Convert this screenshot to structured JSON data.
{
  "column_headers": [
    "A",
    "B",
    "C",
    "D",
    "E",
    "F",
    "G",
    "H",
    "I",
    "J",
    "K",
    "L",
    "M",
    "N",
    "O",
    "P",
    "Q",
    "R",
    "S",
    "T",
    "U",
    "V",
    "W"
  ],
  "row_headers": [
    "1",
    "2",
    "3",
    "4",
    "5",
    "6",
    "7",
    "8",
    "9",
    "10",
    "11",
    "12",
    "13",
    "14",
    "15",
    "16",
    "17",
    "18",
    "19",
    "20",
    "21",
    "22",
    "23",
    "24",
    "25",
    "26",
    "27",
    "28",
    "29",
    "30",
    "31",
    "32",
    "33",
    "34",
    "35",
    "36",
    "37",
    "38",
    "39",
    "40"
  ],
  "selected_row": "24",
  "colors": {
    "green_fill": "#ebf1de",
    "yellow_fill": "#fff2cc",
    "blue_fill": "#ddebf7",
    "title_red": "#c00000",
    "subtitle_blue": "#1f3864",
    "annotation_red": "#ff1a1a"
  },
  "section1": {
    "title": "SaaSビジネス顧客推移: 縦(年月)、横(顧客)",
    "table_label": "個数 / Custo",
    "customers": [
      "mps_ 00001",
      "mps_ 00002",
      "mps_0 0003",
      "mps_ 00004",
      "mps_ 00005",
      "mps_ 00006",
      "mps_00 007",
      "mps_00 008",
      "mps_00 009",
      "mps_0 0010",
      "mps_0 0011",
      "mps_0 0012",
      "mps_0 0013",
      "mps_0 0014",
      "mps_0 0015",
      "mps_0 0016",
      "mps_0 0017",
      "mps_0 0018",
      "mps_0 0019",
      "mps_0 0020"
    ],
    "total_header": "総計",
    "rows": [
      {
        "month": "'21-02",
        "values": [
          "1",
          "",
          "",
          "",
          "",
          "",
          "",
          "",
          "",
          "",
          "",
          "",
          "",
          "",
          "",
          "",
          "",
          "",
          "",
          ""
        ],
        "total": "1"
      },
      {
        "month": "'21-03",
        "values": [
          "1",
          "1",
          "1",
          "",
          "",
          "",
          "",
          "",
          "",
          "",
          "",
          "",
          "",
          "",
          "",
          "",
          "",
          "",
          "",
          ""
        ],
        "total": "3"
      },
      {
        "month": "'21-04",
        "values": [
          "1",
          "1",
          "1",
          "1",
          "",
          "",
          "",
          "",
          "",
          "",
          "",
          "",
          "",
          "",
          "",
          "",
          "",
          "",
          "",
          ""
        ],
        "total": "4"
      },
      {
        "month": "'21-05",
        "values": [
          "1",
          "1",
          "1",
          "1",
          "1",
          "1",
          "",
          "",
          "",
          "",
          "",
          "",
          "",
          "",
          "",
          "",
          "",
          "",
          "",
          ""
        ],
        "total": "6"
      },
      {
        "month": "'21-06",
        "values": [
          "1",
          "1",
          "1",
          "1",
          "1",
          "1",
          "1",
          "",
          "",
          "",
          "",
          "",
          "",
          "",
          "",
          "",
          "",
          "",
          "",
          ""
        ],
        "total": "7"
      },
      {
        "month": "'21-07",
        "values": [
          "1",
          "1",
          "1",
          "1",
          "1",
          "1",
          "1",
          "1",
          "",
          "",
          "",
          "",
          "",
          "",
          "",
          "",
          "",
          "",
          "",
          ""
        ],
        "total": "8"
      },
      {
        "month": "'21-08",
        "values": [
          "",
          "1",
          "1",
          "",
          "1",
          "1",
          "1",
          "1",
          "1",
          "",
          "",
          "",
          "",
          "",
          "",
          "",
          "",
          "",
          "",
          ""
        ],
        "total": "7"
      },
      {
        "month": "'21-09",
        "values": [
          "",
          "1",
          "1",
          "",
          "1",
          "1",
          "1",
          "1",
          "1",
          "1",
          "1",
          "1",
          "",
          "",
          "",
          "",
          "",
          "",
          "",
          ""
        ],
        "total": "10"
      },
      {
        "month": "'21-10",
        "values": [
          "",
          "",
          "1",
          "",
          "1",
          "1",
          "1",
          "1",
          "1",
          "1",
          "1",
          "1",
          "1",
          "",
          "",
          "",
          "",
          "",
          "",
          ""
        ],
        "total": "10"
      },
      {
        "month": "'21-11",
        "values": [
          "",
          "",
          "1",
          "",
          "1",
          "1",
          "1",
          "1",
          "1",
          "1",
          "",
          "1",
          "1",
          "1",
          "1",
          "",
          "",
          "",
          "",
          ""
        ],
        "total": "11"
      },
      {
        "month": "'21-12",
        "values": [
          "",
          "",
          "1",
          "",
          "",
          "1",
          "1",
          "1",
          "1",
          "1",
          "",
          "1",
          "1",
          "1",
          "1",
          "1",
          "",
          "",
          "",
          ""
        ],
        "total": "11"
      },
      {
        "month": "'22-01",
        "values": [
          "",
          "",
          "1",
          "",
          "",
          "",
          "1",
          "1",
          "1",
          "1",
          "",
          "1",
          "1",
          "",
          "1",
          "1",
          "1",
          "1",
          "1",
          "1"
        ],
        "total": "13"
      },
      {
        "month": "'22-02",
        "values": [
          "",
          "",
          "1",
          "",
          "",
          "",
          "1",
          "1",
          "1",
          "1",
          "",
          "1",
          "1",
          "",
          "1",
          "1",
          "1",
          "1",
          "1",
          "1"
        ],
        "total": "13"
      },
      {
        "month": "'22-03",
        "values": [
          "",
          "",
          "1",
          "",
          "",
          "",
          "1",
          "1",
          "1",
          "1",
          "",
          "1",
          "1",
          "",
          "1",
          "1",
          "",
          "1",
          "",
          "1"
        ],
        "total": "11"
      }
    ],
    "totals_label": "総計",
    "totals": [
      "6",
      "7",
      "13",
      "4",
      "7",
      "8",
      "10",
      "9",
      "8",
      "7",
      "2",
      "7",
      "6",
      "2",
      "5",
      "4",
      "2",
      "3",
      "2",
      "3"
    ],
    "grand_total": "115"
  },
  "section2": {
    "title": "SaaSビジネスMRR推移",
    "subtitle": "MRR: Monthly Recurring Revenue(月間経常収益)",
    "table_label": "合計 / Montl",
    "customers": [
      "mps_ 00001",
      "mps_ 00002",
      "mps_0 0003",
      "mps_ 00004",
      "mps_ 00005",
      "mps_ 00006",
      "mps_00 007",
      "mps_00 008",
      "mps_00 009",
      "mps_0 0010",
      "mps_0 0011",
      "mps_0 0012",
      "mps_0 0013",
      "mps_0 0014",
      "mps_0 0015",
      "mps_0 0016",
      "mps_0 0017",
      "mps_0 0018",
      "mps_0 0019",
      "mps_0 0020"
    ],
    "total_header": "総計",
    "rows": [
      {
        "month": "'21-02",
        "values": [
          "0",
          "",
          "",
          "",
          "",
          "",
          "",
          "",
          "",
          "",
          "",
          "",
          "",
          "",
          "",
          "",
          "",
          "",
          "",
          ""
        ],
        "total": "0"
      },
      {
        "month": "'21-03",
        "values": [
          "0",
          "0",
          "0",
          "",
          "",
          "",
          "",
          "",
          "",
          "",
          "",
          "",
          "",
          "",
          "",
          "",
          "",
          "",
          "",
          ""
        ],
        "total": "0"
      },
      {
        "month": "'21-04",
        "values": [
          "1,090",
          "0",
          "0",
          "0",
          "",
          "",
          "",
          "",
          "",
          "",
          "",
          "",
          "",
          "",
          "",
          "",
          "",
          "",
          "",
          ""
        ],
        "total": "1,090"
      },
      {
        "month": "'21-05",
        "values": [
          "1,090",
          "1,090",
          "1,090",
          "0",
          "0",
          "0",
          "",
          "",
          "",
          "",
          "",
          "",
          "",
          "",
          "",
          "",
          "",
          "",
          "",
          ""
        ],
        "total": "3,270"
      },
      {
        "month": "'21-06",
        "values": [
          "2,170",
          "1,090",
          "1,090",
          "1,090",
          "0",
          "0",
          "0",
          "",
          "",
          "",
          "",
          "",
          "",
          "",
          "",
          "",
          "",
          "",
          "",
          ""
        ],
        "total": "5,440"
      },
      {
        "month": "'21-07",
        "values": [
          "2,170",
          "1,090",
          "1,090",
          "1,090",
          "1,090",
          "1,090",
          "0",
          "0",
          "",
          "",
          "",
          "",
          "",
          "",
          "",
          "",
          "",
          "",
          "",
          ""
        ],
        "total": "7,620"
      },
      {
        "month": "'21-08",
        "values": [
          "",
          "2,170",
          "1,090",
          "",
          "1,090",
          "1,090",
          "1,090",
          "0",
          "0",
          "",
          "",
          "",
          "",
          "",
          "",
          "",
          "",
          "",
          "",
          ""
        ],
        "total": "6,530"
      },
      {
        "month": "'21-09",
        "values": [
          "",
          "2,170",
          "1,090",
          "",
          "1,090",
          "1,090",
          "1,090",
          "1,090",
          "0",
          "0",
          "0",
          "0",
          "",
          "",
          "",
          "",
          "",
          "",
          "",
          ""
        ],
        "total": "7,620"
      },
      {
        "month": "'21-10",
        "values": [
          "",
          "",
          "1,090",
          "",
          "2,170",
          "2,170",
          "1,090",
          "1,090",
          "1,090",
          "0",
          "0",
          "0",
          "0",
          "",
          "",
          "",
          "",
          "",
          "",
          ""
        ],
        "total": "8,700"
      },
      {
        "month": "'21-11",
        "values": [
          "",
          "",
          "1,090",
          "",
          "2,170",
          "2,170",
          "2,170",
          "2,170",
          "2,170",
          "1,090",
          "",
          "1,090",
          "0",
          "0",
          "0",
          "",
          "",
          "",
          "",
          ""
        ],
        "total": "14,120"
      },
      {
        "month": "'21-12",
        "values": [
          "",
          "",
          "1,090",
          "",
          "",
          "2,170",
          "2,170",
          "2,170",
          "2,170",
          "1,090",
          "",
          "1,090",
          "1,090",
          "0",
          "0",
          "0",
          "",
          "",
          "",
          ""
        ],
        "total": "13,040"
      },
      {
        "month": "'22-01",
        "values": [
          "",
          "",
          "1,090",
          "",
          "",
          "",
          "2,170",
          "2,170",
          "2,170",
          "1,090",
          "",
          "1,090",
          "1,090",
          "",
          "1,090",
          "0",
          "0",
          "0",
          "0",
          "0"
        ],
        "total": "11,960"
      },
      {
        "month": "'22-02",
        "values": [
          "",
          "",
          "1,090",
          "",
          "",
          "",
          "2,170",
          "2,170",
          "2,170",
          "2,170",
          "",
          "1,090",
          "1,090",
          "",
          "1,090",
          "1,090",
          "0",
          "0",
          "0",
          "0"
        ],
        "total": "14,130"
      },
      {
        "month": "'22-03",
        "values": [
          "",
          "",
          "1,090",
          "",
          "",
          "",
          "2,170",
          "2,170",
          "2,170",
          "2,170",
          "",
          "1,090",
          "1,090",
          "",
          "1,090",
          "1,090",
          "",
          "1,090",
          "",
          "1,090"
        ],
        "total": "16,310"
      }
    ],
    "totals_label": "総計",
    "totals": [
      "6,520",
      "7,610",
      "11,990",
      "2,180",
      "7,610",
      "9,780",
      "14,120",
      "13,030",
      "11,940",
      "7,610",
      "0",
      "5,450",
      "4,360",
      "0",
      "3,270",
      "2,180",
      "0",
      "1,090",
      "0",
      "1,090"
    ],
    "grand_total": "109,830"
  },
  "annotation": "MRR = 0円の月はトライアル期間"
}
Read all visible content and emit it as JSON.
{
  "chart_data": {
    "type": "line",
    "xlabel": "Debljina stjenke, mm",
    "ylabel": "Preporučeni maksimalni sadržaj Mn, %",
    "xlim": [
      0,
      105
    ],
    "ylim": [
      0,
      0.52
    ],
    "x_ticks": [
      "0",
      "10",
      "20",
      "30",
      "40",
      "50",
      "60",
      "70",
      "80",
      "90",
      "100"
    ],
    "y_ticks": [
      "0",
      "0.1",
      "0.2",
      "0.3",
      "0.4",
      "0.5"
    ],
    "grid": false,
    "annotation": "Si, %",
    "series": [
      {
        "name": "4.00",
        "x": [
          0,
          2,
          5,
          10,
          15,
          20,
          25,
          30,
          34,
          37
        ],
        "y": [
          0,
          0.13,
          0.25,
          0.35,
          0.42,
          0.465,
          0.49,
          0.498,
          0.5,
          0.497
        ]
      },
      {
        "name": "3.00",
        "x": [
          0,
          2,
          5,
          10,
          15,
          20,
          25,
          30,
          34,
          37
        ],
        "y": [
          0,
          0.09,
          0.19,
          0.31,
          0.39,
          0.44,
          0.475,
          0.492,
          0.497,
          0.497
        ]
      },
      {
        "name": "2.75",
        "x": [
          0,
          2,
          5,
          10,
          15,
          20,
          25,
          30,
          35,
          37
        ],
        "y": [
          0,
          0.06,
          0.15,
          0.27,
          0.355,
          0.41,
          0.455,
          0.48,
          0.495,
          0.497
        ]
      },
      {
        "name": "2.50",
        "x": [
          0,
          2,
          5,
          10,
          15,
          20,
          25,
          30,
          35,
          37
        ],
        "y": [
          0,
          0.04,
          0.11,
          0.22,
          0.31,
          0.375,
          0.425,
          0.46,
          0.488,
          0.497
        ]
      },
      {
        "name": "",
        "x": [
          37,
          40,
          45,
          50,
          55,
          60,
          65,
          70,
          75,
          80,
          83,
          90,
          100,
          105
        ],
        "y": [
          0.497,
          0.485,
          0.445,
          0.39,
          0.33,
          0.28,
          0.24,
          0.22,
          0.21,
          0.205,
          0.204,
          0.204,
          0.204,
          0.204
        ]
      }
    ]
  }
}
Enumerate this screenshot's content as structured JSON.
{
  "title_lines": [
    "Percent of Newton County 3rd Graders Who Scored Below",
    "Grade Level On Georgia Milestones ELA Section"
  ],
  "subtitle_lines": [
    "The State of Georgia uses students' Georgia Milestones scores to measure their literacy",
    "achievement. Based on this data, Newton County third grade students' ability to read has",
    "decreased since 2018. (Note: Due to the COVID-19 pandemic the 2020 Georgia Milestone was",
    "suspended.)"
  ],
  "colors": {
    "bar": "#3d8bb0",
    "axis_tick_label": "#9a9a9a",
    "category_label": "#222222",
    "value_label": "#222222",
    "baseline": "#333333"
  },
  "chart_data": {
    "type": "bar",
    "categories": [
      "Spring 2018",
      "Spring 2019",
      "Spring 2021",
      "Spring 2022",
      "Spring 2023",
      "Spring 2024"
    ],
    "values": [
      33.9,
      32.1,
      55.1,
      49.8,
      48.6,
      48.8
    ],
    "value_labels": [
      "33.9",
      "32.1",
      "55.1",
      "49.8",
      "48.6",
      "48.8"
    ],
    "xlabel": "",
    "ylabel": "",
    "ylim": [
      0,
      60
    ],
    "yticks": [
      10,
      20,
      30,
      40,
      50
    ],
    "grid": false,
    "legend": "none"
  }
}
+ + + + +
Directive ▸ Copy out every line from the material above in which the word "structured" appears.

Result below ▸
Convert this screenshot to structured JSON data.
Enumerate this screenshot's content as structured JSON.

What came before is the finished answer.